## Start

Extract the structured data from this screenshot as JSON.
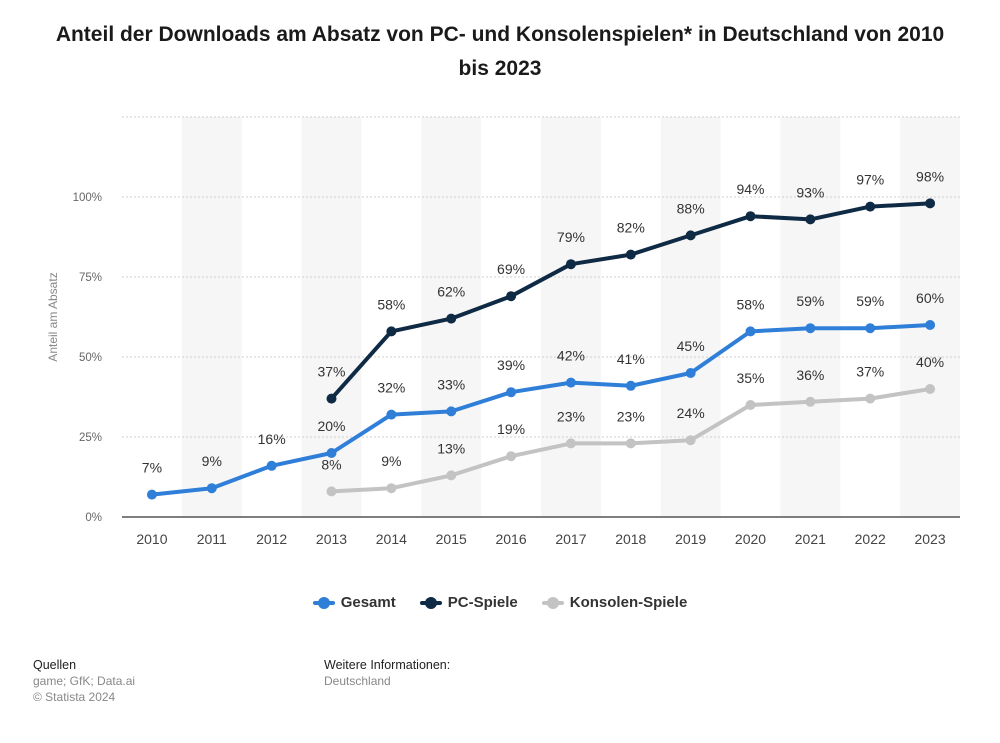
{
  "title": "Anteil der Downloads am Absatz von PC- und Konsolenspielen* in Deutschland von 2010 bis 2023",
  "colors": {
    "gesamt": "#2f7ed8",
    "pc": "#0f2a44",
    "konsolen": "#c3c3c3",
    "grid": "#cfcfcf",
    "band": "#f6f6f6"
  },
  "chart_data": {
    "type": "line",
    "title": "Anteil der Downloads am Absatz von PC- und Konsolenspielen* in Deutschland von 2010 bis 2023",
    "xlabel": "",
    "ylabel": "Anteil am Absatz",
    "ylim": [
      0,
      125
    ],
    "yticks": [
      0,
      25,
      50,
      75,
      100
    ],
    "ytick_labels": [
      "0%",
      "25%",
      "50%",
      "75%",
      "100%"
    ],
    "categories": [
      "2010",
      "2011",
      "2012",
      "2013",
      "2014",
      "2015",
      "2016",
      "2017",
      "2018",
      "2019",
      "2020",
      "2021",
      "2022",
      "2023"
    ],
    "series": [
      {
        "name": "Gesamt",
        "key": "gesamt",
        "values": [
          7,
          9,
          16,
          20,
          32,
          33,
          39,
          42,
          41,
          45,
          58,
          59,
          59,
          60
        ],
        "labels": [
          "7%",
          "9%",
          "16%",
          "20%",
          "32%",
          "33%",
          "39%",
          "42%",
          "41%",
          "45%",
          "58%",
          "59%",
          "59%",
          "60%"
        ]
      },
      {
        "name": "PC-Spiele",
        "key": "pc",
        "values": [
          null,
          null,
          null,
          37,
          58,
          62,
          69,
          79,
          82,
          88,
          94,
          93,
          97,
          98
        ],
        "labels": [
          null,
          null,
          null,
          "37%",
          "58%",
          "62%",
          "69%",
          "79%",
          "82%",
          "88%",
          "94%",
          "93%",
          "97%",
          "98%"
        ]
      },
      {
        "name": "Konsolen-Spiele",
        "key": "konsolen",
        "values": [
          null,
          null,
          null,
          8,
          9,
          13,
          19,
          23,
          23,
          24,
          35,
          36,
          37,
          40
        ],
        "labels": [
          null,
          null,
          null,
          "8%",
          "9%",
          "13%",
          "19%",
          "23%",
          "23%",
          "24%",
          "35%",
          "36%",
          "37%",
          "40%"
        ]
      }
    ],
    "legend_position": "bottom-center"
  },
  "legend": [
    {
      "label": "Gesamt",
      "key": "gesamt"
    },
    {
      "label": "PC-Spiele",
      "key": "pc"
    },
    {
      "label": "Konsolen-Spiele",
      "key": "konsolen"
    }
  ],
  "footer": {
    "sources_title": "Quellen",
    "sources": "game; GfK; Data.ai",
    "copyright": "© Statista 2024",
    "info_title": "Weitere Informationen:",
    "info": "Deutschland"
  }
}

## End

■ The task ■
Show every line where the string "Konsolenspielen" appears.

■ Output for this exercise ■
  "title": "Anteil der Downloads am Absatz von PC- und Konsolenspielen* in Deutschland von 2010 bis 2023",
    "title": "Anteil der Downloads am Absatz von PC- und Konsolenspielen* in Deutschland von 2010 bis 2023",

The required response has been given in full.